Records excerpted from a collection:

*-*-*

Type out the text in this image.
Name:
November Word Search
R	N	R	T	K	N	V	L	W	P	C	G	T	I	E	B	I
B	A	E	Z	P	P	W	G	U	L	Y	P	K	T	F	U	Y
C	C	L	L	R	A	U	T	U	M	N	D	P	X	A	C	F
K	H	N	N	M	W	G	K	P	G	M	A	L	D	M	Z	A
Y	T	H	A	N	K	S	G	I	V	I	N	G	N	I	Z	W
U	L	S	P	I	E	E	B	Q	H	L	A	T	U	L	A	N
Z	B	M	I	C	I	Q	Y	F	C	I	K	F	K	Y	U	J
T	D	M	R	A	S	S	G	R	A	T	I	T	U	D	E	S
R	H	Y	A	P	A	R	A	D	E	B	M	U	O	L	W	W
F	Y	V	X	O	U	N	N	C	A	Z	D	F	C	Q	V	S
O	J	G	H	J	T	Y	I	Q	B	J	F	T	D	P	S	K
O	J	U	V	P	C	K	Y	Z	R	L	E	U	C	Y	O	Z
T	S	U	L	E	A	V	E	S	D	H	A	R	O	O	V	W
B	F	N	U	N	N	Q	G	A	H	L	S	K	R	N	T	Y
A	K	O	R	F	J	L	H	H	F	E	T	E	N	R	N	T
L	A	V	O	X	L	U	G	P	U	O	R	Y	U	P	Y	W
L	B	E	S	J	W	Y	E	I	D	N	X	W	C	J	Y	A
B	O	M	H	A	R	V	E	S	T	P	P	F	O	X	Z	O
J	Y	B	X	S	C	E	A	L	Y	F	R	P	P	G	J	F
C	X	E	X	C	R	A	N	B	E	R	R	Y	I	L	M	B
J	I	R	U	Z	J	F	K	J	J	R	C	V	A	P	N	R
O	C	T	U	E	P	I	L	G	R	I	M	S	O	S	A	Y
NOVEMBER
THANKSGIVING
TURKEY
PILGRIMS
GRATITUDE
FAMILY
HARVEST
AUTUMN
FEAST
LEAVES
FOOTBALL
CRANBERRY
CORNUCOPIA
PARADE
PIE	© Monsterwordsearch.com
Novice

*-*-*

● Requirements: All of the records must be retyped exactly as they are.

● Response for this exercise:
Type out the text in this image.
Name:
November Word Search
R	N	R	T	K	N	V	L	W	P	C	G	T	I	E	B	I
B	A	E	Z	P	P	W	G	U	L	Y	P	K	T	F	U	Y
C	C	L	L	R	A	U	T	U	M	N	D	P	X	A	C	F
K	H	N	N	M	W	G	K	P	G	M	A	L	D	M	Z	A
Y	T	H	A	N	K	S	G	I	V	I	N	G	N	I	Z	W
U	L	S	P	I	E	E	B	Q	H	L	A	T	U	L	A	N
Z	B	M	I	C	I	Q	Y	F	C	I	K	F	K	Y	U	J
T	D	M	R	A	S	S	G	R	A	T	I	T	U	D	E	S
R	H	Y	A	P	A	R	A	D	E	B	M	U	O	L	W	W
F	Y	V	X	O	U	N	N	C	A	Z	D	F	C	Q	V	S
O	J	G	H	J	T	Y	I	Q	B	J	F	T	D	P	S	K
O	J	U	V	P	C	K	Y	Z	R	L	E	U	C	Y	O	Z
T	S	U	L	E	A	V	E	S	D	H	A	R	O	O	V	W
B	F	N	U	N	N	Q	G	A	H	L	S	K	R	N	T	Y
A	K	O	R	F	J	L	H	H	F	E	T	E	N	R	N	T
L	A	V	O	X	L	U	G	P	U	O	R	Y	U	P	Y	W
L	B	E	S	J	W	Y	E	I	D	N	X	W	C	J	Y	A
B	O	M	H	A	R	V	E	S	T	P	P	F	O	X	Z	O
J	Y	B	X	S	C	E	A	L	Y	F	R	P	P	G	J	F
C	X	E	X	C	R	A	N	B	E	R	R	Y	I	L	M	B
J	I	R	U	Z	J	F	K	J	J	R	C	V	A	P	N	R
O	C	T	U	E	P	I	L	G	R	I	M	S	O	S	A	Y
NOVEMBER
THANKSGIVING
TURKEY
PILGRIMS
GRATITUDE
FAMILY
HARVEST
AUTUMN
FEAST
LEAVES
FOOTBALL
CRANBERRY
CORNUCOPIA
PARADE
PIE	© Monsterwordsearch.com
Novice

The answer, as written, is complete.